▶ **WHAT IS NEEDED**
What is needed is each line of the data below that holds the string "Meal".

Website and app data records:
· · · ·

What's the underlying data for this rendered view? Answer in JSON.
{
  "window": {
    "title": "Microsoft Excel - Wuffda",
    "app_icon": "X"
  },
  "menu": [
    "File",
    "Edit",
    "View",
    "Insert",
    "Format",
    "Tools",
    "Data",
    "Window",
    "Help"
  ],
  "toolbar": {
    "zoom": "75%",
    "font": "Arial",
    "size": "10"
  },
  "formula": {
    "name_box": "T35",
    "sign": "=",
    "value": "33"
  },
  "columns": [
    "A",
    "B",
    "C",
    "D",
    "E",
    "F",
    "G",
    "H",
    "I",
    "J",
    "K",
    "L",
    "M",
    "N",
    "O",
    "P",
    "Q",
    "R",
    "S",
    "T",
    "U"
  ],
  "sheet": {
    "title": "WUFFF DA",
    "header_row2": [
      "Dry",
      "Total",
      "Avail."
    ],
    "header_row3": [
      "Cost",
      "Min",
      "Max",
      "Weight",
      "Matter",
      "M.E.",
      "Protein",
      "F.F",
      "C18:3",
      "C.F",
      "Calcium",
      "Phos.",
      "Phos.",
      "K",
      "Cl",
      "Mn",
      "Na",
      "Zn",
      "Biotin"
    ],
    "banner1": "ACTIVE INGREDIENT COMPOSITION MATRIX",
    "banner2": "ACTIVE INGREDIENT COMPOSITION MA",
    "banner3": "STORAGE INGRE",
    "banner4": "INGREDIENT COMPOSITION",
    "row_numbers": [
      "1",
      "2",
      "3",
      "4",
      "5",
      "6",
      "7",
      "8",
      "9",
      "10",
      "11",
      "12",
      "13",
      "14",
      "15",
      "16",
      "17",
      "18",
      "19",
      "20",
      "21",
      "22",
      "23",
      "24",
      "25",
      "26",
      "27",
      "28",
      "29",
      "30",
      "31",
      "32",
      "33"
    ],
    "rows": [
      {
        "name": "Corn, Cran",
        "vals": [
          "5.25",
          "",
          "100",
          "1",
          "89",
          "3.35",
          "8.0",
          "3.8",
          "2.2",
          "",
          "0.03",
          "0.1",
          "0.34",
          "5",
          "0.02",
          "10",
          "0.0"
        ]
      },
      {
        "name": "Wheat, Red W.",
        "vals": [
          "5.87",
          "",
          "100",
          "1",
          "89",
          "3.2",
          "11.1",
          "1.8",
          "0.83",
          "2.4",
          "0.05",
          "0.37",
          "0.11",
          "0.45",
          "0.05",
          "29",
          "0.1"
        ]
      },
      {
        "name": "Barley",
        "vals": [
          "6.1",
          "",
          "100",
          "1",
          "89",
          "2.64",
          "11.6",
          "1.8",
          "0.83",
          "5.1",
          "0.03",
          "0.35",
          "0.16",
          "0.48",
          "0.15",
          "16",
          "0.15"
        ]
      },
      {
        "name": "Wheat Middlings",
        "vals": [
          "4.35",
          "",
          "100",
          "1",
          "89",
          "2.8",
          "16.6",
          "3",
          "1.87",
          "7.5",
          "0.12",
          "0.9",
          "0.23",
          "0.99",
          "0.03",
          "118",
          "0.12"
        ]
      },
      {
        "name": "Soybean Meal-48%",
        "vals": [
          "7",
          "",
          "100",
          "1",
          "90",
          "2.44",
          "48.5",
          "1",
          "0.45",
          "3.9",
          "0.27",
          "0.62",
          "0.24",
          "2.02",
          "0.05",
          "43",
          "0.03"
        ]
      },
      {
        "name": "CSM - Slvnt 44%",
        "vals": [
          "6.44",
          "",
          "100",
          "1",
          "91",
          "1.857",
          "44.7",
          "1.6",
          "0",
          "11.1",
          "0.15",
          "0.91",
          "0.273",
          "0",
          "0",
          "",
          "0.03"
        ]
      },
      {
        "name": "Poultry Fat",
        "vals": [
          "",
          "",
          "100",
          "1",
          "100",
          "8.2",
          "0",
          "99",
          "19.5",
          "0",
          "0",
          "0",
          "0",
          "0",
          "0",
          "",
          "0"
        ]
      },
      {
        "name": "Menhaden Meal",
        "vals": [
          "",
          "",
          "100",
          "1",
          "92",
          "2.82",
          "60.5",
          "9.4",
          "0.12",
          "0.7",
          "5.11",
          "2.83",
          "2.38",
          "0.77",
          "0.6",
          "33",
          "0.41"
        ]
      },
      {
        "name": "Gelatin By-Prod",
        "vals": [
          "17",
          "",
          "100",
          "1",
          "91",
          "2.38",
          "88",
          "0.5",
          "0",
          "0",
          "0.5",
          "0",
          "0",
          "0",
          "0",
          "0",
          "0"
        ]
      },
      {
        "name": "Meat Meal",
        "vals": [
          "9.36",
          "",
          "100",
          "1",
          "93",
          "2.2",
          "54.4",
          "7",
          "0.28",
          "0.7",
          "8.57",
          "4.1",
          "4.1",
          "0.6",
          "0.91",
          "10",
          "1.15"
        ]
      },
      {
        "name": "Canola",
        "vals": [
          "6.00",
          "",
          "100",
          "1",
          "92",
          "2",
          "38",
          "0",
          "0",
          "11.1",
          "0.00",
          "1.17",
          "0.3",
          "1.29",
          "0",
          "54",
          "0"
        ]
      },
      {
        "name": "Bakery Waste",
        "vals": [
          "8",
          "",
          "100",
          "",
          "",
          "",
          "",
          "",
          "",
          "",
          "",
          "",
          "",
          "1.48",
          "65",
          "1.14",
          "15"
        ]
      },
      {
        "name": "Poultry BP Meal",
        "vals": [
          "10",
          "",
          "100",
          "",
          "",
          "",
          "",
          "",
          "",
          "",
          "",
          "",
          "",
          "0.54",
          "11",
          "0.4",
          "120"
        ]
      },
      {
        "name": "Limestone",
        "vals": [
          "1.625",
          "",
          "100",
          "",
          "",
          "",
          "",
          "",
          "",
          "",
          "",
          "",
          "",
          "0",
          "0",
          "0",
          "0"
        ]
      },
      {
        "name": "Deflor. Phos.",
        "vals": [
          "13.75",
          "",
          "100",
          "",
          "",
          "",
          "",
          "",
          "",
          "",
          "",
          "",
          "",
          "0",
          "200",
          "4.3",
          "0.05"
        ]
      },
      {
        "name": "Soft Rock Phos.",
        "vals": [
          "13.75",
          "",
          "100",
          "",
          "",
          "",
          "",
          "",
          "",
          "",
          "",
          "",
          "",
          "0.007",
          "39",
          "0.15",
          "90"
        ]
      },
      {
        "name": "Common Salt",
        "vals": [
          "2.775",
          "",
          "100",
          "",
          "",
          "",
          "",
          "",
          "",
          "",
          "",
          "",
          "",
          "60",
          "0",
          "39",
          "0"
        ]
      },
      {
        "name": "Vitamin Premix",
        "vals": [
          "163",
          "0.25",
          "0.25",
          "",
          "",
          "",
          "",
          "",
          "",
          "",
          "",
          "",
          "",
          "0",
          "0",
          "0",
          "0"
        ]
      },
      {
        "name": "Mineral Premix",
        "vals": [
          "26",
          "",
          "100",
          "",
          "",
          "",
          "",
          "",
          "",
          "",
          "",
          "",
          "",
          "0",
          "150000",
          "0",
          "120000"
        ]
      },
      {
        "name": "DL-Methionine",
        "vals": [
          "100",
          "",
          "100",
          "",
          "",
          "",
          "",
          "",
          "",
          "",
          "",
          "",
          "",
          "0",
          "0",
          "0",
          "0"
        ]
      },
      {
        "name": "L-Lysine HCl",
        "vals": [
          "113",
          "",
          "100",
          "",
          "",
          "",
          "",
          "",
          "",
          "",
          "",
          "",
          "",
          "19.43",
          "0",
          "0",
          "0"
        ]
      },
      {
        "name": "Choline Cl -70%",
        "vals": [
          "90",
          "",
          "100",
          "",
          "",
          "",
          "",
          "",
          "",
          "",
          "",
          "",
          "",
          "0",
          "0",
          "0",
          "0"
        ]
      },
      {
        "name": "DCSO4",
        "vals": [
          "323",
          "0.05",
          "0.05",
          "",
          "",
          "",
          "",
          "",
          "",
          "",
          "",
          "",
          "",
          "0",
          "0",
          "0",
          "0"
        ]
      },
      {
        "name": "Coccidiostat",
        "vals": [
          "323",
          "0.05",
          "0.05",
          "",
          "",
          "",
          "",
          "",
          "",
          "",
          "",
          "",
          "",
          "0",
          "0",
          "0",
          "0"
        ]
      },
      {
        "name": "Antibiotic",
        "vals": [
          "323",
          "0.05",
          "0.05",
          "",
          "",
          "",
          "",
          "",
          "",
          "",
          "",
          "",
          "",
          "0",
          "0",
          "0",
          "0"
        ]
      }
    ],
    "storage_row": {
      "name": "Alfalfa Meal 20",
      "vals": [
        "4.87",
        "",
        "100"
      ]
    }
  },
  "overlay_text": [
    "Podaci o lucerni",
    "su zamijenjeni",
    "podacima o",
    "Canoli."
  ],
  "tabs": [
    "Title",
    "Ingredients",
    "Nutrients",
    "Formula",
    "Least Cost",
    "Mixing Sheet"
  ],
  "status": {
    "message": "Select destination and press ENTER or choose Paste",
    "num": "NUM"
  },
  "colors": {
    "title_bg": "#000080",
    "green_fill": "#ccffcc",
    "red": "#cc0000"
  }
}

· · · ·

▶ **SOLUTION**
        "name": "Soybean Meal-48%",
        "name": "Menhaden Meal",
        "name": "Meat Meal",
        "name": "Poultry BP Meal",
      "name": "Alfalfa Meal 20",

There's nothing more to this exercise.